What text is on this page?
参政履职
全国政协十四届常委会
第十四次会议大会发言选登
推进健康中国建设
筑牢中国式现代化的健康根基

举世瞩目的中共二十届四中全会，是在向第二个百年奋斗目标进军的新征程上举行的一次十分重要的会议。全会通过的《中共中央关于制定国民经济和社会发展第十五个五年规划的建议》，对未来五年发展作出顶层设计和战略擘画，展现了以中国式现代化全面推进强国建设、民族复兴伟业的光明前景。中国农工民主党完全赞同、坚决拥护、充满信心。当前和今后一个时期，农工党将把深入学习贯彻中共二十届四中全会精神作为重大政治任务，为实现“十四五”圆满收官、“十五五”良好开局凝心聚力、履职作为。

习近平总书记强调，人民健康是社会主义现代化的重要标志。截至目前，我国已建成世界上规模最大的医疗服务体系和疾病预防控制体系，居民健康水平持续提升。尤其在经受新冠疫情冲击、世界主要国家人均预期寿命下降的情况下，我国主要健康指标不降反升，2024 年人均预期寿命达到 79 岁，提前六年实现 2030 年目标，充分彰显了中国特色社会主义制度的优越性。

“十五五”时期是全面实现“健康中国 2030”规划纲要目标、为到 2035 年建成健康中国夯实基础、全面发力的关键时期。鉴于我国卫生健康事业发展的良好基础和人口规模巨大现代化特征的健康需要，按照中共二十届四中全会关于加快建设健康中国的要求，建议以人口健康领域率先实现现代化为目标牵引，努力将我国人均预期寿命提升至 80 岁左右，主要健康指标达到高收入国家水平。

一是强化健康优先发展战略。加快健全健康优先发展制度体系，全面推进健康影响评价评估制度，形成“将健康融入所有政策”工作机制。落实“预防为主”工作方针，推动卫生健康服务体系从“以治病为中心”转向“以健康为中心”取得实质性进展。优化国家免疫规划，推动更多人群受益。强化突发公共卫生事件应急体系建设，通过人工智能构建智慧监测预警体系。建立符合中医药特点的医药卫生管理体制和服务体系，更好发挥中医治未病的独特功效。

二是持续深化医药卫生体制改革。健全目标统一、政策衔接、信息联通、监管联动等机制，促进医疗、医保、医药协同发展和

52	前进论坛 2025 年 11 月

========================

• **Set problem**
Output all preceding records character for character.

• **Exercise solution**
What text is on this page?
参政履职
全国政协十四届常委会
第十四次会议大会发言选登
推进健康中国建设
筑牢中国式现代化的健康根基

举世瞩目的中共二十届四中全会，是在向第二个百年奋斗目标进军的新征程上举行的一次十分重要的会议。全会通过的《中共中央关于制定国民经济和社会发展第十五个五年规划的建议》，对未来五年发展作出顶层设计和战略擘画，展现了以中国式现代化全面推进强国建设、民族复兴伟业的光明前景。中国农工民主党完全赞同、坚决拥护、充满信心。当前和今后一个时期，农工党将把深入学习贯彻中共二十届四中全会精神作为重大政治任务，为实现“十四五”圆满收官、“十五五”良好开局凝心聚力、履职作为。

习近平总书记强调，人民健康是社会主义现代化的重要标志。截至目前，我国已建成世界上规模最大的医疗服务体系和疾病预防控制体系，居民健康水平持续提升。尤其在经受新冠疫情冲击、世界主要国家人均预期寿命下降的情况下，我国主要健康指标不降反升，2024 年人均预期寿命达到 79 岁，提前六年实现 2030 年目标，充分彰显了中国特色社会主义制度的优越性。

“十五五”时期是全面实现“健康中国 2030”规划纲要目标、为到 2035 年建成健康中国夯实基础、全面发力的关键时期。鉴于我国卫生健康事业发展的良好基础和人口规模巨大现代化特征的健康需要，按照中共二十届四中全会关于加快建设健康中国的要求，建议以人口健康领域率先实现现代化为目标牵引，努力将我国人均预期寿命提升至 80 岁左右，主要健康指标达到高收入国家水平。

一是强化健康优先发展战略。加快健全健康优先发展制度体系，全面推进健康影响评价评估制度，形成“将健康融入所有政策”工作机制。落实“预防为主”工作方针，推动卫生健康服务体系从“以治病为中心”转向“以健康为中心”取得实质性进展。优化国家免疫规划，推动更多人群受益。强化突发公共卫生事件应急体系建设，通过人工智能构建智慧监测预警体系。建立符合中医药特点的医药卫生管理体制和服务体系，更好发挥中医治未病的独特功效。

二是持续深化医药卫生体制改革。健全目标统一、政策衔接、信息联通、监管联动等机制，促进医疗、医保、医药协同发展和

52	前进论坛 2025 年 11 月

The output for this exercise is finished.